TASK DIRECTIONS: Write out the listing beneath this instruction in its entirety, exactly as it reads.

— Start of RECORDED DATA —

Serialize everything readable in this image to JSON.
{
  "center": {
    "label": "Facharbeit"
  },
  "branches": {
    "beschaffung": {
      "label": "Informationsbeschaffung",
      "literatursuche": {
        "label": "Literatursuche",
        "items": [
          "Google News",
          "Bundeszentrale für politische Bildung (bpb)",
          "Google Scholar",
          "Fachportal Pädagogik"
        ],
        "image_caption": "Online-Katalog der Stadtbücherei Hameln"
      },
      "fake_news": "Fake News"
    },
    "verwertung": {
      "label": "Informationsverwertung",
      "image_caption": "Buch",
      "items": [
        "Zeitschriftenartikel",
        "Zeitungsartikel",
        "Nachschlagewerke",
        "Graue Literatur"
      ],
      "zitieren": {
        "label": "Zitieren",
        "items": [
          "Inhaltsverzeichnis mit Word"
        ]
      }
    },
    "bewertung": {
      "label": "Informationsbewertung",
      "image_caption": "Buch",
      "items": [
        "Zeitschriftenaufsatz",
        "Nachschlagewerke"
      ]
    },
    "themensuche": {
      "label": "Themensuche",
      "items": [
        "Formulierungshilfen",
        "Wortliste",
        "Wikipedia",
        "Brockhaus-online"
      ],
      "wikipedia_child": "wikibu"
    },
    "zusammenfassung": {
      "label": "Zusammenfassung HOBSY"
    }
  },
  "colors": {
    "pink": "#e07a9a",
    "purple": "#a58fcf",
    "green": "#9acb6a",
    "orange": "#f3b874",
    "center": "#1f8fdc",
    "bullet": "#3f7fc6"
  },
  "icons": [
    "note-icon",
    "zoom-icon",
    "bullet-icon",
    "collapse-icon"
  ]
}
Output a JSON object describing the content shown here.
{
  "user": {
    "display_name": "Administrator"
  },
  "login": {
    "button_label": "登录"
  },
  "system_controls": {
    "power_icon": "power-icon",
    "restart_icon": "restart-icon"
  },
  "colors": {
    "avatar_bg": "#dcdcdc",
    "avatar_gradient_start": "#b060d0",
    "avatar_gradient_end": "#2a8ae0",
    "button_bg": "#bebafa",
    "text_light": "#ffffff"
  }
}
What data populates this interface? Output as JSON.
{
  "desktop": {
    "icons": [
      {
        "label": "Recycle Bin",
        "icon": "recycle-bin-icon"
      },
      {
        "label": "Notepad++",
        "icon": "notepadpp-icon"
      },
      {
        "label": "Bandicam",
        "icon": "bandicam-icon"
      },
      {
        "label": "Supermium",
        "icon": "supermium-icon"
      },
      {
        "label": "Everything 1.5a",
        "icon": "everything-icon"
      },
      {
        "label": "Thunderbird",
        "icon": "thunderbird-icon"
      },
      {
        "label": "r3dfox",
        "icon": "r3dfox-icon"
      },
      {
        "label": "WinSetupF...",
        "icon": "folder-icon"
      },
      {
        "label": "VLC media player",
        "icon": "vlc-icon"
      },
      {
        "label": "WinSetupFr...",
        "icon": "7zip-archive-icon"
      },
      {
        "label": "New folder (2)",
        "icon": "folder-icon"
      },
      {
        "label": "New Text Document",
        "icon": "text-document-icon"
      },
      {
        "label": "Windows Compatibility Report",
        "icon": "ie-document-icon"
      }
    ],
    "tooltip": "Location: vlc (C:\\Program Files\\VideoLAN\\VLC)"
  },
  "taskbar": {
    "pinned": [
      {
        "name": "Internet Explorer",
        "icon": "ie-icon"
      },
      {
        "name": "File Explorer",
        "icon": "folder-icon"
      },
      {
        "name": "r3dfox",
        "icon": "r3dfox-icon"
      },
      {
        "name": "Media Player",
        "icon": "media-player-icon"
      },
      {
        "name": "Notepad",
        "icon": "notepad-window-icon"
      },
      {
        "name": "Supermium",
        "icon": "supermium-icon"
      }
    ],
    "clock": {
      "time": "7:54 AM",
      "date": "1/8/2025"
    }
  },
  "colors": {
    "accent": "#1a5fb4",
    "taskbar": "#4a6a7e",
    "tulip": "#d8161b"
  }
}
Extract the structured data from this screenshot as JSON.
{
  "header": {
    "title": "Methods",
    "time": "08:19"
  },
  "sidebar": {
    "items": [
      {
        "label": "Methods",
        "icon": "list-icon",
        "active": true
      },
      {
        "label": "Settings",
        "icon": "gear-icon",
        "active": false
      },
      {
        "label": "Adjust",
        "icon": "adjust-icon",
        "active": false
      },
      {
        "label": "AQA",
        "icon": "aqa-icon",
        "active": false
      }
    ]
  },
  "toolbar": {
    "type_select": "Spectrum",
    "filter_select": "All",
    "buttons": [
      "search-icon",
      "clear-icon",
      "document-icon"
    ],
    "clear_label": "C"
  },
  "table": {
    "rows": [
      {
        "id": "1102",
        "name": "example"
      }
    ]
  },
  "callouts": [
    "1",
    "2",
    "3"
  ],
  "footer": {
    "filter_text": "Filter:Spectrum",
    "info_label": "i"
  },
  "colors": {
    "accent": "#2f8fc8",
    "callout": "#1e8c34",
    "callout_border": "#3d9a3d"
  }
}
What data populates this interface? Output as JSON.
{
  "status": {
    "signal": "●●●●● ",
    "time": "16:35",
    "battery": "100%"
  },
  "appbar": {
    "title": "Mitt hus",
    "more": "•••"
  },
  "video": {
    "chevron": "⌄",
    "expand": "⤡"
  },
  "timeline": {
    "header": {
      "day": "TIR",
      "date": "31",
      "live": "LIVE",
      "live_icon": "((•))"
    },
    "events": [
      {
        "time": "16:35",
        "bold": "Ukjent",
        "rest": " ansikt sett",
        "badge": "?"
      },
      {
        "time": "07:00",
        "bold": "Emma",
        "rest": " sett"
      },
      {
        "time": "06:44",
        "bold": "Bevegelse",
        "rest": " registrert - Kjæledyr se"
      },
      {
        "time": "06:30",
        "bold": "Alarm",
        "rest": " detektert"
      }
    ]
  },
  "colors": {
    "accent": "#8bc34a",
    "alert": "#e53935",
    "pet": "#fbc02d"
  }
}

— End of RECORDED DATA —

EXERCISE ANSWER:
Serialize everything readable in this image to JSON.
{
  "center": {
    "label": "Facharbeit"
  },
  "branches": {
    "beschaffung": {
      "label": "Informationsbeschaffung",
      "literatursuche": {
        "label": "Literatursuche",
        "items": [
          "Google News",
          "Bundeszentrale für politische Bildung (bpb)",
          "Google Scholar",
          "Fachportal Pädagogik"
        ],
        "image_caption": "Online-Katalog der Stadtbücherei Hameln"
      },
      "fake_news": "Fake News"
    },
    "verwertung": {
      "label": "Informationsverwertung",
      "image_caption": "Buch",
      "items": [
        "Zeitschriftenartikel",
        "Zeitungsartikel",
        "Nachschlagewerke",
        "Graue Literatur"
      ],
      "zitieren": {
        "label": "Zitieren",
        "items": [
          "Inhaltsverzeichnis mit Word"
        ]
      }
    },
    "bewertung": {
      "label": "Informationsbewertung",
      "image_caption": "Buch",
      "items": [
        "Zeitschriftenaufsatz",
        "Nachschlagewerke"
      ]
    },
    "themensuche": {
      "label": "Themensuche",
      "items": [
        "Formulierungshilfen",
        "Wortliste",
        "Wikipedia",
        "Brockhaus-online"
      ],
      "wikipedia_child": "wikibu"
    },
    "zusammenfassung": {
      "label": "Zusammenfassung HOBSY"
    }
  },
  "colors": {
    "pink": "#e07a9a",
    "purple": "#a58fcf",
    "green": "#9acb6a",
    "orange": "#f3b874",
    "center": "#1f8fdc",
    "bullet": "#3f7fc6"
  },
  "icons": [
    "note-icon",
    "zoom-icon",
    "bullet-icon",
    "collapse-icon"
  ]
}
Output a JSON object describing the content shown here.
{
  "user": {
    "display_name": "Administrator"
  },
  "login": {
    "button_label": "登录"
  },
  "system_controls": {
    "power_icon": "power-icon",
    "restart_icon": "restart-icon"
  },
  "colors": {
    "avatar_bg": "#dcdcdc",
    "avatar_gradient_start": "#b060d0",
    "avatar_gradient_end": "#2a8ae0",
    "button_bg": "#bebafa",
    "text_light": "#ffffff"
  }
}
What data populates this interface? Output as JSON.
{
  "desktop": {
    "icons": [
      {
        "label": "Recycle Bin",
        "icon": "recycle-bin-icon"
      },
      {
        "label": "Notepad++",
        "icon": "notepadpp-icon"
      },
      {
        "label": "Bandicam",
        "icon": "bandicam-icon"
      },
      {
        "label": "Supermium",
        "icon": "supermium-icon"
      },
      {
        "label": "Everything 1.5a",
        "icon": "everything-icon"
      },
      {
        "label": "Thunderbird",
        "icon": "thunderbird-icon"
      },
      {
        "label": "r3dfox",
        "icon": "r3dfox-icon"
      },
      {
        "label": "WinSetupF...",
        "icon": "folder-icon"
      },
      {
        "label": "VLC media player",
        "icon": "vlc-icon"
      },
      {
        "label": "WinSetupFr...",
        "icon": "7zip-archive-icon"
      },
      {
        "label": "New folder (2)",
        "icon": "folder-icon"
      },
      {
        "label": "New Text Document",
        "icon": "text-document-icon"
      },
      {
        "label": "Windows Compatibility Report",
        "icon": "ie-document-icon"
      }
    ],
    "tooltip": "Location: vlc (C:\\Program Files\\VideoLAN\\VLC)"
  },
  "taskbar": {
    "pinned": [
      {
        "name": "Internet Explorer",
        "icon": "ie-icon"
      },
      {
        "name": "File Explorer",
        "icon": "folder-icon"
      },
      {
        "name": "r3dfox",
        "icon": "r3dfox-icon"
      },
      {
        "name": "Media Player",
        "icon": "media-player-icon"
      },
      {
        "name": "Notepad",
        "icon": "notepad-window-icon"
      },
      {
        "name": "Supermium",
        "icon": "supermium-icon"
      }
    ],
    "clock": {
      "time": "7:54 AM",
      "date": "1/8/2025"
    }
  },
  "colors": {
    "accent": "#1a5fb4",
    "taskbar": "#4a6a7e",
    "tulip": "#d8161b"
  }
}
Extract the structured data from this screenshot as JSON.
{
  "header": {
    "title": "Methods",
    "time": "08:19"
  },
  "sidebar": {
    "items": [
      {
        "label": "Methods",
        "icon": "list-icon",
        "active": true
      },
      {
        "label": "Settings",
        "icon": "gear-icon",
        "active": false
      },
      {
        "label": "Adjust",
        "icon": "adjust-icon",
        "active": false
      },
      {
        "label": "AQA",
        "icon": "aqa-icon",
        "active": false
      }
    ]
  },
  "toolbar": {
    "type_select": "Spectrum",
    "filter_select": "All",
    "buttons": [
      "search-icon",
      "clear-icon",
      "document-icon"
    ],
    "clear_label": "C"
  },
  "table": {
    "rows": [
      {
        "id": "1102",
        "name": "example"
      }
    ]
  },
  "callouts": [
    "1",
    "2",
    "3"
  ],
  "footer": {
    "filter_text": "Filter:Spectrum",
    "info_label": "i"
  },
  "colors": {
    "accent": "#2f8fc8",
    "callout": "#1e8c34",
    "callout_border": "#3d9a3d"
  }
}
What data populates this interface? Output as JSON.
{
  "status": {
    "signal": "●●●●● ",
    "time": "16:35",
    "battery": "100%"
  },
  "appbar": {
    "title": "Mitt hus",
    "more": "•••"
  },
  "video": {
    "chevron": "⌄",
    "expand": "⤡"
  },
  "timeline": {
    "header": {
      "day": "TIR",
      "date": "31",
      "live": "LIVE",
      "live_icon": "((•))"
    },
    "events": [
      {
        "time": "16:35",
        "bold": "Ukjent",
        "rest": " ansikt sett",
        "badge": "?"
      },
      {
        "time": "07:00",
        "bold": "Emma",
        "rest": " sett"
      },
      {
        "time": "06:44",
        "bold": "Bevegelse",
        "rest": " registrert - Kjæledyr se"
      },
      {
        "time": "06:30",
        "bold": "Alarm",
        "rest": " detektert"
      }
    ]
  },
  "colors": {
    "accent": "#8bc34a",
    "alert": "#e53935",
    "pet": "#fbc02d"
  }
}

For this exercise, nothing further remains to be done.